- **Your objective**:
Search the records below for the word "title". Pull out each line that has it.

- **Source data**:
====

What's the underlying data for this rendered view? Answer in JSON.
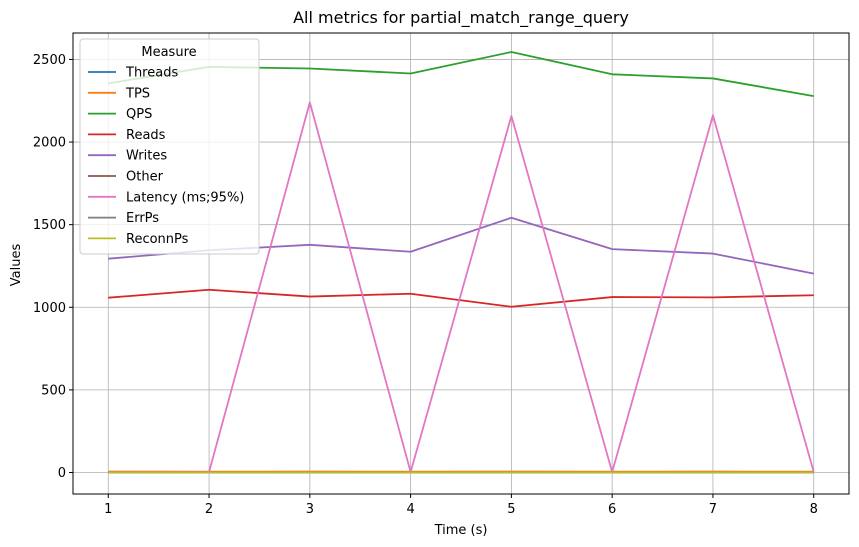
{
  "chart_data": {
    "type": "line",
    "title": "All metrics for partial_match_range_query",
    "xlabel": "Time (s)",
    "ylabel": "Values",
    "x": [
      1,
      2,
      3,
      4,
      5,
      6,
      7,
      8
    ],
    "xticks": [
      "1",
      "2",
      "3",
      "4",
      "5",
      "6",
      "7",
      "8"
    ],
    "yticks": [
      "0",
      "500",
      "1000",
      "1500",
      "2000",
      "2500"
    ],
    "xlim": [
      0.65,
      8.35
    ],
    "ylim": [
      -130,
      2660
    ],
    "grid": true,
    "legend": {
      "title": "Measure",
      "placement": "top-left"
    },
    "series": [
      {
        "name": "Threads",
        "color": "#1f77b4",
        "values": [
          4,
          4,
          4,
          4,
          4,
          4,
          4,
          4
        ]
      },
      {
        "name": "TPS",
        "color": "#ff7f0e",
        "values": [
          6,
          5,
          6,
          5,
          6,
          5,
          6,
          5
        ]
      },
      {
        "name": "QPS",
        "color": "#2ca02c",
        "values": [
          2355,
          2455,
          2445,
          2415,
          2545,
          2410,
          2385,
          2278
        ]
      },
      {
        "name": "Reads",
        "color": "#d62728",
        "values": [
          1058,
          1106,
          1065,
          1082,
          1003,
          1062,
          1060,
          1073
        ]
      },
      {
        "name": "Writes",
        "color": "#9467bd",
        "values": [
          1294,
          1345,
          1378,
          1336,
          1542,
          1352,
          1325,
          1204
        ]
      },
      {
        "name": "Other",
        "color": "#8c564b",
        "values": [
          0,
          0,
          0,
          0,
          0,
          0,
          0,
          0
        ]
      },
      {
        "name": "Latency (ms;95%)",
        "color": "#e377c2",
        "values": [
          2,
          3,
          2240,
          3,
          2158,
          3,
          2162,
          3
        ]
      },
      {
        "name": "ErrPs",
        "color": "#7f7f7f",
        "values": [
          0,
          0,
          0,
          0,
          0,
          0,
          0,
          0
        ]
      },
      {
        "name": "ReconnPs",
        "color": "#bcbd22",
        "values": [
          0,
          0,
          0,
          0,
          0,
          0,
          0,
          0
        ]
      }
    ]
  }
}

====

- **Task result**:
    "title": "All metrics for partial_match_range_query",
      "title": "Measure",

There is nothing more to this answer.